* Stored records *
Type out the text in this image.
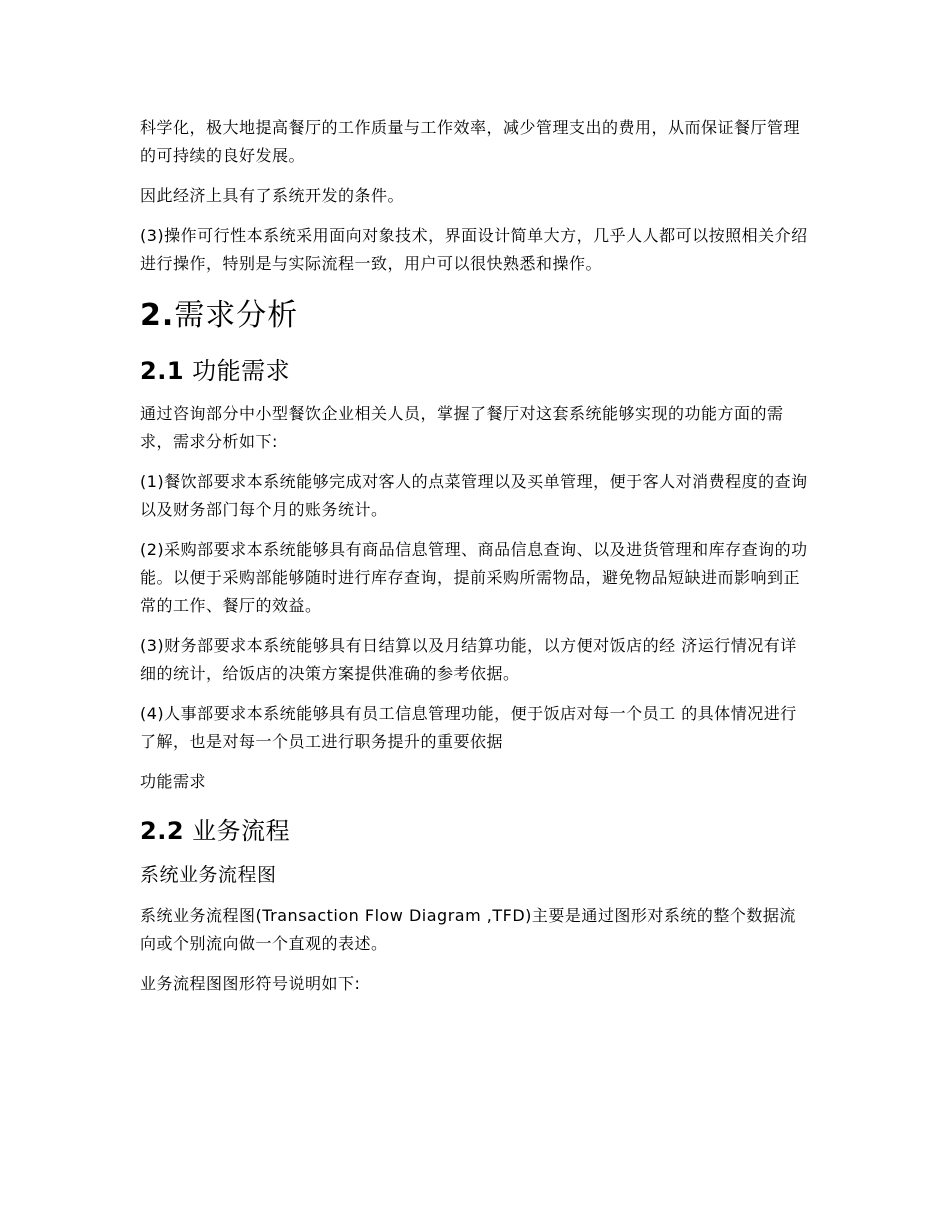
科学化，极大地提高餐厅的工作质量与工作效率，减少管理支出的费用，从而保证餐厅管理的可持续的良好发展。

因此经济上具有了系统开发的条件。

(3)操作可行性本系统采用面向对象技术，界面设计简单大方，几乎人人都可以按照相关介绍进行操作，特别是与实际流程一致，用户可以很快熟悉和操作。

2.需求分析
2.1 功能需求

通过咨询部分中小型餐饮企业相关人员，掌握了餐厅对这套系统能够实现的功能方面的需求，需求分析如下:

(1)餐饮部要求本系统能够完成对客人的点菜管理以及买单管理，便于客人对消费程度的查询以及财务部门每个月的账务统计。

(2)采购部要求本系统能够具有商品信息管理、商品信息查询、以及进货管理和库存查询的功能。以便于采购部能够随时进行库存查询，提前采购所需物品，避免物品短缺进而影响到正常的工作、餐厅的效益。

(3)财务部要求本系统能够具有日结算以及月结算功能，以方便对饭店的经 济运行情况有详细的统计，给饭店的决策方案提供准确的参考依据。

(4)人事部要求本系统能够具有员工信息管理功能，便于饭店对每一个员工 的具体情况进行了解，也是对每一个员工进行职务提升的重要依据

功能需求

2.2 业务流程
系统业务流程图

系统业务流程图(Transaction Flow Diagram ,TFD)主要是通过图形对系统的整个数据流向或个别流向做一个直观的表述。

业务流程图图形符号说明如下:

...

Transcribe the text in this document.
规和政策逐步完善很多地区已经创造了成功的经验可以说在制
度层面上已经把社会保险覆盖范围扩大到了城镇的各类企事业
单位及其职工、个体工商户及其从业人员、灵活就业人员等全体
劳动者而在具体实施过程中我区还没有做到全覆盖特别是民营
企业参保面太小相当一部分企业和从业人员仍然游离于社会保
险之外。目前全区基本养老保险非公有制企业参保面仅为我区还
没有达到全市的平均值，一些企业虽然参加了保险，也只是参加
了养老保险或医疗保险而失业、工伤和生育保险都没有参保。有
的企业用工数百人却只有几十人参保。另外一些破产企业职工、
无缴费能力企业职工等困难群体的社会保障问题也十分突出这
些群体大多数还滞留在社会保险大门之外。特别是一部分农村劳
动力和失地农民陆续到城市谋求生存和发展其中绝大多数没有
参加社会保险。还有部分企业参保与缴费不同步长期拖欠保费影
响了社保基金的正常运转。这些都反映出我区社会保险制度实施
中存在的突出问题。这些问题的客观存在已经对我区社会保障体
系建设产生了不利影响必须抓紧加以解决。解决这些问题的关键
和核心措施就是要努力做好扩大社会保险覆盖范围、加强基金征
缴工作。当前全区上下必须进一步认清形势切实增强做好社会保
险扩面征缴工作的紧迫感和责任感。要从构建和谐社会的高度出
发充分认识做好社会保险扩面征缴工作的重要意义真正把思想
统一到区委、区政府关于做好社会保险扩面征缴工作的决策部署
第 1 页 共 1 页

* THE PROBLEM *
What is the number of lines in the data that hold the string "this"? Answer with the number only.

* PROBLEM SOLUTION *
2